[Set exercise]
Output every entry exactly as written, but omit the pictures.

═══ Material shown

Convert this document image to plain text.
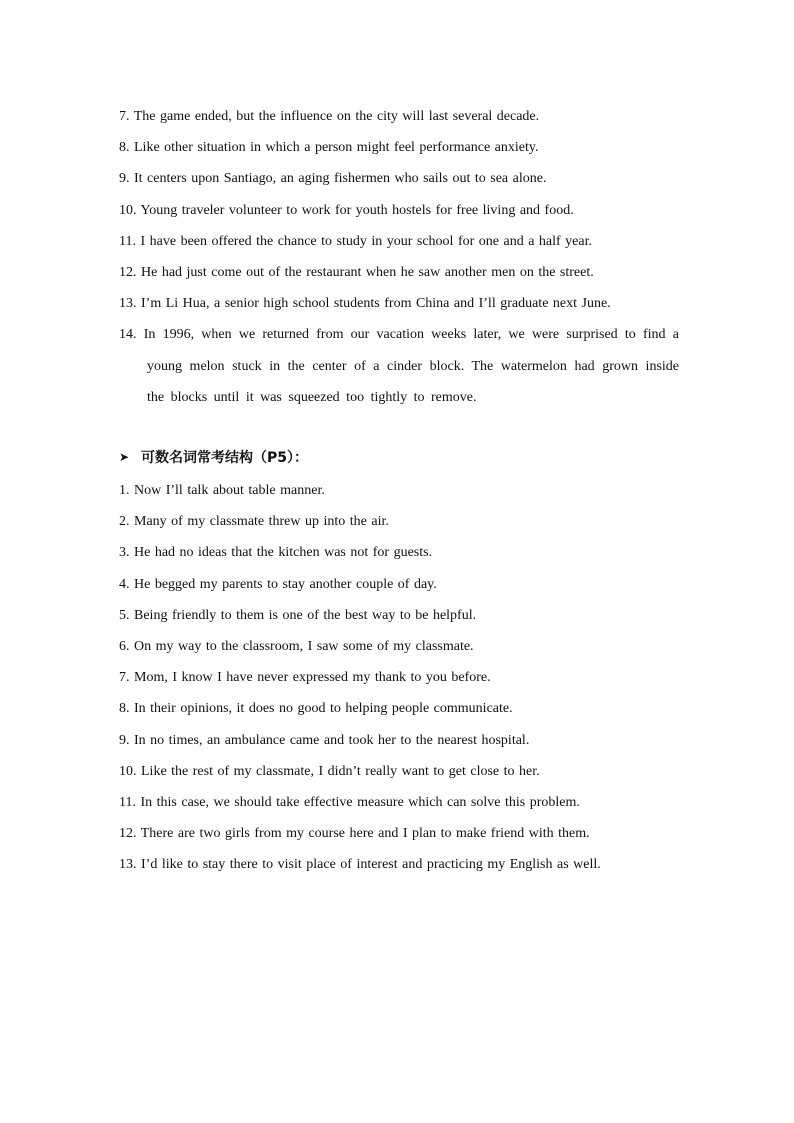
7. The game ended, but the influence on the city will last several decade.
8. Like other situation in which a person might feel performance anxiety.
9. It centers upon Santiago, an aging fishermen who sails out to sea alone.
10. Young traveler volunteer to work for youth hostels for free living and food.
11. I have been offered the chance to study in your school for one and a half year.
12. He had just come out of the restaurant when he saw another men on the street.
13. I’m Li Hua, a senior high school students from China and I’ll graduate next June.
14. In 1996, when we returned from our vacation weeks later, we were surprised to find a young melon stuck in the center of a cinder block. The watermelon had grown inside the blocks until it was squeezed too tightly to remove.
➤ 可数名词常考结构（P5）：
1. Now I’ll talk about table manner.
2. Many of my classmate threw up into the air.
3. He had no ideas that the kitchen was not for guests.
4. He begged my parents to stay another couple of day.
5. Being friendly to them is one of the best way to be helpful.
6. On my way to the classroom, I saw some of my classmate.
7. Mom, I know I have never expressed my thank to you before.
8. In their opinions, it does no good to helping people communicate.
9. In no times, an ambulance came and took her to the nearest hospital.
10. Like the rest of my classmate, I didn’t really want to get close to her.
11. In this case, we should take effective measure which can solve this problem.
12. There are two girls from my course here and I plan to make friend with them.
13. I’d like to stay there to visit place of interest and practicing my English as well.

══════

[Exercise output]
Convert this document image to plain text.
7. The game ended, but the influence on the city will last several decade.
8. Like other situation in which a person might feel performance anxiety.
9. It centers upon Santiago, an aging fishermen who sails out to sea alone.
10. Young traveler volunteer to work for youth hostels for free living and food.
11. I have been offered the chance to study in your school for one and a half year.
12. He had just come out of the restaurant when he saw another men on the street.
13. I’m Li Hua, a senior high school students from China and I’ll graduate next June.
14. In 1996, when we returned from our vacation weeks later, we were surprised to find a young melon stuck in the center of a cinder block. The watermelon had grown inside the blocks until it was squeezed too tightly to remove.
➤ 可数名词常考结构（P5）：
1. Now I’ll talk about table manner.
2. Many of my classmate threw up into the air.
3. He had no ideas that the kitchen was not for guests.
4. He begged my parents to stay another couple of day.
5. Being friendly to them is one of the best way to be helpful.
6. On my way to the classroom, I saw some of my classmate.
7. Mom, I know I have never expressed my thank to you before.
8. In their opinions, it does no good to helping people communicate.
9. In no times, an ambulance came and took her to the nearest hospital.
10. Like the rest of my classmate, I didn’t really want to get close to her.
11. In this case, we should take effective measure which can solve this problem.
12. There are two girls from my course here and I plan to make friend with them.
13. I’d like to stay there to visit place of interest and practicing my English as well.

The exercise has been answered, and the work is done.